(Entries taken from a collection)
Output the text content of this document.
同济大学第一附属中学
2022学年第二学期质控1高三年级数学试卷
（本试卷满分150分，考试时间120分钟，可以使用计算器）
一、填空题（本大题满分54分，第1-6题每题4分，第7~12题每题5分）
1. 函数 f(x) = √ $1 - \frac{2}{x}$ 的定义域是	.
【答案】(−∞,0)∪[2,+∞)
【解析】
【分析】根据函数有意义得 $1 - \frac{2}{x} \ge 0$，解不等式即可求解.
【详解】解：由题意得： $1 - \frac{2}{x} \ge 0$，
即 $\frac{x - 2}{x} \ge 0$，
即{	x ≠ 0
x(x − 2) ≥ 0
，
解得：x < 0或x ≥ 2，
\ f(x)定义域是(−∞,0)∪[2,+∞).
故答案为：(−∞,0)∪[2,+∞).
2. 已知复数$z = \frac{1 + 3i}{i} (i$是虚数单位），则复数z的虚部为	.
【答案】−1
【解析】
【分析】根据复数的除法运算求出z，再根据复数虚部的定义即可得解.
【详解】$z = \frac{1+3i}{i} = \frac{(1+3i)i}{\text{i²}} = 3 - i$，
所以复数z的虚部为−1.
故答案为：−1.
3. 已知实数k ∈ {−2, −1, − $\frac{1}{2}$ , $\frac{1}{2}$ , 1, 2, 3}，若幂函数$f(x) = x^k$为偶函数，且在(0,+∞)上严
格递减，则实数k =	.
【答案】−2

STATED GOAL — Go through the listing and print each line exactly as it appears.

EXERCISE OUTPUT —
Output the text content of this document.
同济大学第一附属中学
2022学年第二学期质控1高三年级数学试卷
（本试卷满分150分，考试时间120分钟，可以使用计算器）
一、填空题（本大题满分54分，第1-6题每题4分，第7~12题每题5分）
1. 函数 f(x) = √ $1 - \frac{2}{x}$ 的定义域是	.
【答案】(−∞,0)∪[2,+∞)
【解析】
【分析】根据函数有意义得 $1 - \frac{2}{x} \ge 0$，解不等式即可求解.
【详解】解：由题意得： $1 - \frac{2}{x} \ge 0$，
即 $\frac{x - 2}{x} \ge 0$，
即{	x ≠ 0
x(x − 2) ≥ 0
，
解得：x < 0或x ≥ 2，
\ f(x)定义域是(−∞,0)∪[2,+∞).
故答案为：(−∞,0)∪[2,+∞).
2. 已知复数$z = \frac{1 + 3i}{i} (i$是虚数单位），则复数z的虚部为	.
【答案】−1
【解析】
【分析】根据复数的除法运算求出z，再根据复数虚部的定义即可得解.
【详解】$z = \frac{1+3i}{i} = \frac{(1+3i)i}{\text{i²}} = 3 - i$，
所以复数z的虚部为−1.
故答案为：−1.
3. 已知实数k ∈ {−2, −1, − $\frac{1}{2}$ , $\frac{1}{2}$ , 1, 2, 3}，若幂函数$f(x) = x^k$为偶函数，且在(0,+∞)上严
格递减，则实数k =	.
【答案】−2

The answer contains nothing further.